EXERCISE: Take every line where the string "Gorde" appears and copy it.

(Raw records)
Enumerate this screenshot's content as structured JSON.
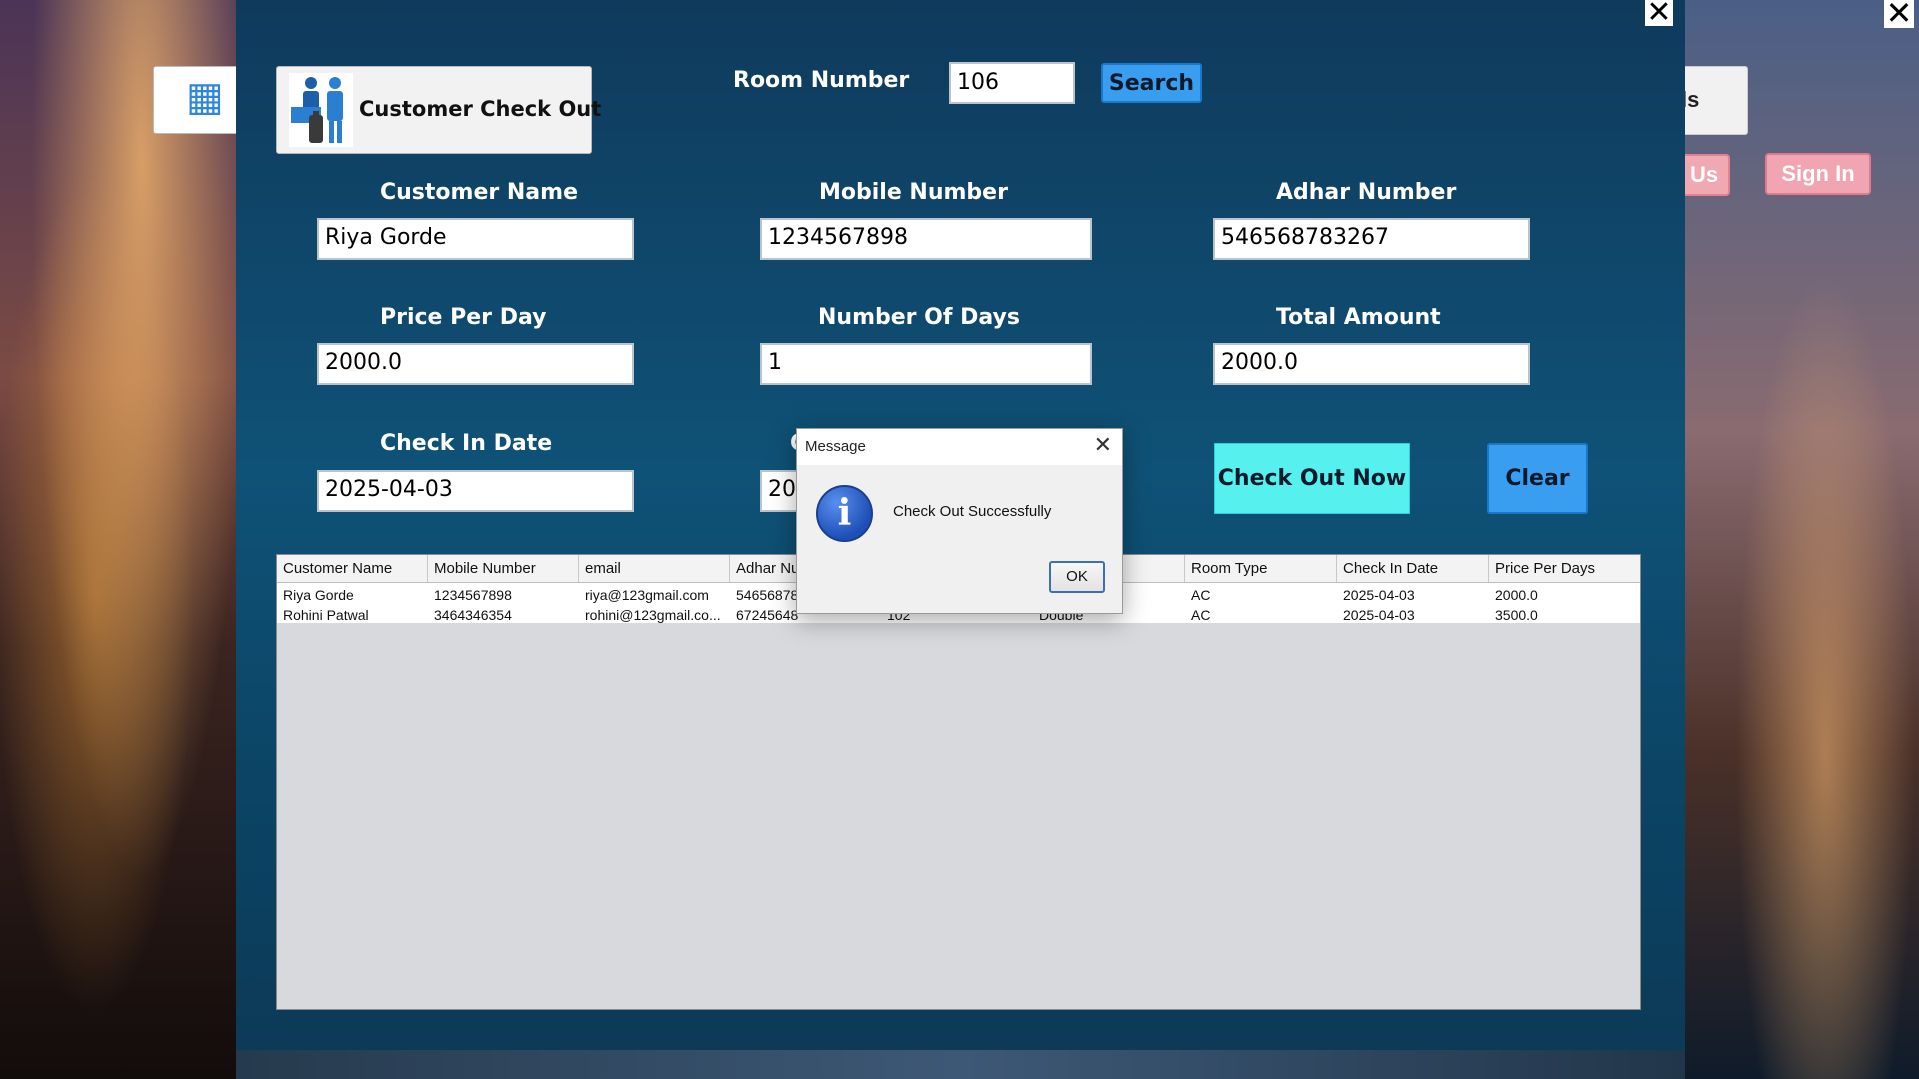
{
  "window": {
    "title_button_label": "Customer Check Out",
    "close_symbol": "✕"
  },
  "background_ui": {
    "right_button_partial": "ls",
    "right_button2_partial": "Us",
    "sign_in": "Sign In",
    "home_icon": "hotel-building-icon"
  },
  "search": {
    "room_label": "Room Number",
    "room_value": "106",
    "button_label": "Search"
  },
  "form": {
    "customer_name_label": "Customer Name",
    "customer_name_value": "Riya Gorde",
    "mobile_label": "Mobile Number",
    "mobile_value": "1234567898",
    "adhar_label": "Adhar Number",
    "adhar_value": "546568783267",
    "price_label": "Price Per Day",
    "price_value": "2000.0",
    "days_label": "Number Of Days",
    "days_value": "1",
    "total_label": "Total Amount",
    "total_value": "2000.0",
    "checkin_label": "Check In Date",
    "checkin_value": "2025-04-03",
    "checkout_label_partial": "C",
    "checkout_value_partial": "202"
  },
  "buttons": {
    "check_out_now": "Check Out Now",
    "clear": "Clear"
  },
  "table": {
    "columns": [
      "Customer Name",
      "Mobile Number",
      "email",
      "Adhar Nu",
      "",
      "",
      "Room Type",
      "Check In Date",
      "Price Per Days"
    ],
    "rows": [
      [
        "Riya Gorde",
        "1234567898",
        "riya@123gmail.com",
        "54656878",
        "",
        "",
        "AC",
        "2025-04-03",
        "2000.0"
      ],
      [
        "Rohini Patwal",
        "3464346354",
        "rohini@123gmail.co...",
        "67245648",
        "102",
        "Double",
        "AC",
        "2025-04-03",
        "3500.0"
      ]
    ]
  },
  "dialog": {
    "title": "Message",
    "close": "✕",
    "message": "Check Out Successfully",
    "ok": "OK",
    "icon": "information-icon"
  },
  "colors": {
    "panel": "#0f4a6e",
    "search_button": "#3a9ef0",
    "checkout_button": "#56f0ef",
    "sign_in_button": "#f1a4b1"
  }
}
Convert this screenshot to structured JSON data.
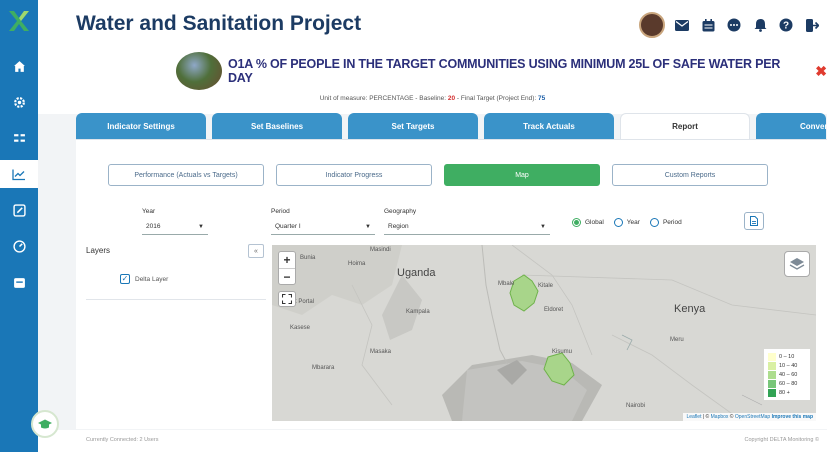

TASK OUTPUT:
    "customer_name_value": "Riya Gorde",
        "Riya Gorde",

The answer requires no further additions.